課題の目標:
光前寺にある霊犬早太郎の墓参りの文章を、最後の一文の後から書き継ぎなさい。

ページ:
···

ついに ついに
ついに行ってきた
ぼくのご先祖さんの墓参り
あの遠州見附宿で 毎年毎年若い娘たちを喰い物にした化物が
「信州信濃の光前寺 早太郎には知らせるな」
と この世で最も怖れ慄いた霊犬早太郎(ぼくのご先祖さん)
そのご先祖さんが生まれて育ち そして眠る 光前寺
長い間 いつか訪れてみたいと思っていたその地に ついに足を踏み入れた
(霊犬早太郎についてはぼくのHP内の早太郎伝説ページを見てね)
樹齢何百年にもなる杉の高木に囲まれて なんとも荘厳な空間
本堂の床にぬかづき(ま いつもそうなんだけどね)お線香を上げ ワンと高く吠えた
ちょっとお坊さんに睨まれたけど そんなの関係ねえ(え!もう流行ってないの?)
だって このお寺はぼくのご先祖さんのおかげで繁盛してるんだもんね
とにかく至る所に「早太郎」の看板やノボリがいっぱい
本堂の脇にだって おおきな木像が 「ドヤ!」って感じで座ってる
お守りからお土産品に至るまで オール「早太郎」漬け
ここならワンを一回どころか百回、千回と吠えまくったって文句を言われる筋合いはない
でも そんなに吠える必要もないし お腹も減るので それは止めておいて
肝心のお墓を探すことにした
さぞかし立派な墓に違いない
いつぞや 定光寺の尾張徳川家の墓(廟)を見たけど
幾つもの門を通ってやっとたどり着いたら大きな建物の中に納まっていたっけ
あんな感じかなあ
まあそこまではいかなくても 雨風を凌ぐお堂の中に金箔を貼って安置されてるかも
と ところが・・・(言葉が続かない)
これが かの霊犬早太郎(ぼくのご先祖さん)の墓
えっ ちっちゃいな〜 と思うでしょ? 皆さんも
石柵はそこそこなのに お墓がちっちゃい
周りには もっともっと大きいお墓がゴロゴロしてるのに
鏡餅みたいな石が
三つ四つ二つ三つなど重なりあうのもあはれなり
って感じ
その前にチョコンと置いてるのは なんだアレ!
可愛い 早太郎の石像
ヨシヨシ かわいいから 許してやろう
だけどあの偉大なご先祖様でさえ この程度のお墓と言うことは
ぼくの墓なんて
多分こんなもんなんだろうな
なんとも複雑な気持ちで ぼくは墓にお参りをした
勿論 般若心経なんて唱えないよ
当然
「ご先祖様 元気にしてる?
多分極楽に行ってると思うけど しっかり楽しんでね
お墓がちっちゃいんで文句があるかも知れないけど
お寺の人も賽銭の使い道はほかにあるんで 我慢してね
ぼくのお墓なんて きっともっとちっちゃいんだから
いずれにしても ぼく達のこと ちゃんと見守っていてね」
とね
この最後のところで「ぼく達」っていうのがスゴイでしょ?

···

資料一覧:
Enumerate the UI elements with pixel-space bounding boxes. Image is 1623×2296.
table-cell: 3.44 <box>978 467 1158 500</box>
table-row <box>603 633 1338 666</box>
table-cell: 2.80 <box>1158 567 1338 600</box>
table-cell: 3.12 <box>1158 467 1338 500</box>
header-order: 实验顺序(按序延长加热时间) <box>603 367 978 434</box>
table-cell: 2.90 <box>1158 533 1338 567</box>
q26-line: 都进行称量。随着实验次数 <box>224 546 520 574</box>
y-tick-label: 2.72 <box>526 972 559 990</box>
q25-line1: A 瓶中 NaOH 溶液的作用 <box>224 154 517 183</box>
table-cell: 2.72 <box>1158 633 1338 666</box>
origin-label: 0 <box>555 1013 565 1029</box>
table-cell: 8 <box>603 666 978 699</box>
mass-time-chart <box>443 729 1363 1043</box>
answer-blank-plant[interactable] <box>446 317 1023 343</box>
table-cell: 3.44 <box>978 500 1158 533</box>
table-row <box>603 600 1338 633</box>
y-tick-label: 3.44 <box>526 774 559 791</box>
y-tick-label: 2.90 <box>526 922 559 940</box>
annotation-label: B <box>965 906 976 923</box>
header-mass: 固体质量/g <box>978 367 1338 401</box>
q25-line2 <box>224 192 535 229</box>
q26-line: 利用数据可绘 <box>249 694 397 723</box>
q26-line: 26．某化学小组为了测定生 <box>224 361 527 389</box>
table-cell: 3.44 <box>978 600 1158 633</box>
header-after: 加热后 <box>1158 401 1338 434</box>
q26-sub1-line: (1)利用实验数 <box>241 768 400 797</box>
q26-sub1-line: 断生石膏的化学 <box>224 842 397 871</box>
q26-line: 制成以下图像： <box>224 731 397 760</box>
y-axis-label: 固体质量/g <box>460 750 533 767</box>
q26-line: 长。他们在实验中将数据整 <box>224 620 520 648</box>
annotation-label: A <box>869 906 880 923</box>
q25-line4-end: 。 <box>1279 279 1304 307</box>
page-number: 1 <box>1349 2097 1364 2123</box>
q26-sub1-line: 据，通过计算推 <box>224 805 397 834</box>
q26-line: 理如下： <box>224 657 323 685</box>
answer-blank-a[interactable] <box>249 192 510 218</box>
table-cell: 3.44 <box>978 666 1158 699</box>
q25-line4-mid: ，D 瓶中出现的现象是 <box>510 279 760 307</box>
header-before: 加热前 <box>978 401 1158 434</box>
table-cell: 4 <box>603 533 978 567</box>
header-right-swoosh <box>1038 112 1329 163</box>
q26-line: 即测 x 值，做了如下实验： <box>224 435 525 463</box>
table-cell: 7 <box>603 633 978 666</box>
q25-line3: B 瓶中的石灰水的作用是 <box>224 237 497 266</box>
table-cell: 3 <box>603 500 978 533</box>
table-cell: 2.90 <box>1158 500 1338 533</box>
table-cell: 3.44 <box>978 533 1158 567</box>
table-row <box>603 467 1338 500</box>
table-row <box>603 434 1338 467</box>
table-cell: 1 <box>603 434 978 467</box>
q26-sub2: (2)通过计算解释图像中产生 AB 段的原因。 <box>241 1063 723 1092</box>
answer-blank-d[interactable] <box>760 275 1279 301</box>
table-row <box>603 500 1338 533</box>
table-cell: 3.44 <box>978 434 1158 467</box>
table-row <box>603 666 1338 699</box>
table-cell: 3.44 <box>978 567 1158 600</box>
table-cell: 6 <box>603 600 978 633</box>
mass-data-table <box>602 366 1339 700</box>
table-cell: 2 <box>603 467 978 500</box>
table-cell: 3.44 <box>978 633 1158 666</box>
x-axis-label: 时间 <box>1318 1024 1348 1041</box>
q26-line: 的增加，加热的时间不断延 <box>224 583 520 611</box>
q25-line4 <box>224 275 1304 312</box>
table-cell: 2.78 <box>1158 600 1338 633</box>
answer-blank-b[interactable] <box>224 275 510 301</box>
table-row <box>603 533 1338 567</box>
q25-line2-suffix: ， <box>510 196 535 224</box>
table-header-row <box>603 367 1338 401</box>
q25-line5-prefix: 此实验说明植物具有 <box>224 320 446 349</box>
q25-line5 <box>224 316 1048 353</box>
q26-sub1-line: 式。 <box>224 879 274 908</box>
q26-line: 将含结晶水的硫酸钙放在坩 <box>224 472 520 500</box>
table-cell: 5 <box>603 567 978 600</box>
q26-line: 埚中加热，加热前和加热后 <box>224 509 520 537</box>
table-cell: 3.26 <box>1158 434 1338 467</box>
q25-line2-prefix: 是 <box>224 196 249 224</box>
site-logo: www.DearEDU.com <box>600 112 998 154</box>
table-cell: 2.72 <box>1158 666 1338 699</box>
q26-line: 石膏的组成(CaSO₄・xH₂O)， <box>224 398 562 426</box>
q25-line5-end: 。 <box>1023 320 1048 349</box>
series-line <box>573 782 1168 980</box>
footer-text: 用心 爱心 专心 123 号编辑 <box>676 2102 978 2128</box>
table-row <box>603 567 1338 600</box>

···

出力結果:
普通の犬だっったらここは「ぼく」で済ますところだけど
広く万民を救済せんとする博愛精神
これぞ霊犬早太郎の末裔たるぼくの真骨頂!(テヘヘッ)
この後 三重塔を見て帰ろうとしたら
なんとそこには! (お寺の人 ゴメンナサイ)
お寺の人を賽銭ドロボウかの如くツイートしたぼく
ゴメンナサイ
こんな立派な石像を建ててくれてたなんて 知らなかったもん
じゃ〜ん
三重塔を後ろに従えて 堂々と 天に向かって お座り している
カッコいい〜
ご尊顔をもう少しアップで見ると
え〜っ 左側からも見たいって?
しょうがないなぁ〜
じゃあ
なになに もっとアップで見たいって?
じゃあ これでどう
満足してくれた?
ぼくも満足
やっぱりぼくにそっくりだ
本堂の脇に座ってた木像よりも ぼくはこっちが好き
どうしてって?
ぼくに似てるもん
とんがった耳 四頭身(ぼくはもうちょっとカッコいいけど)
鋭い眼光 黒い鼻 上手なお座り
どう 似てるでしょ?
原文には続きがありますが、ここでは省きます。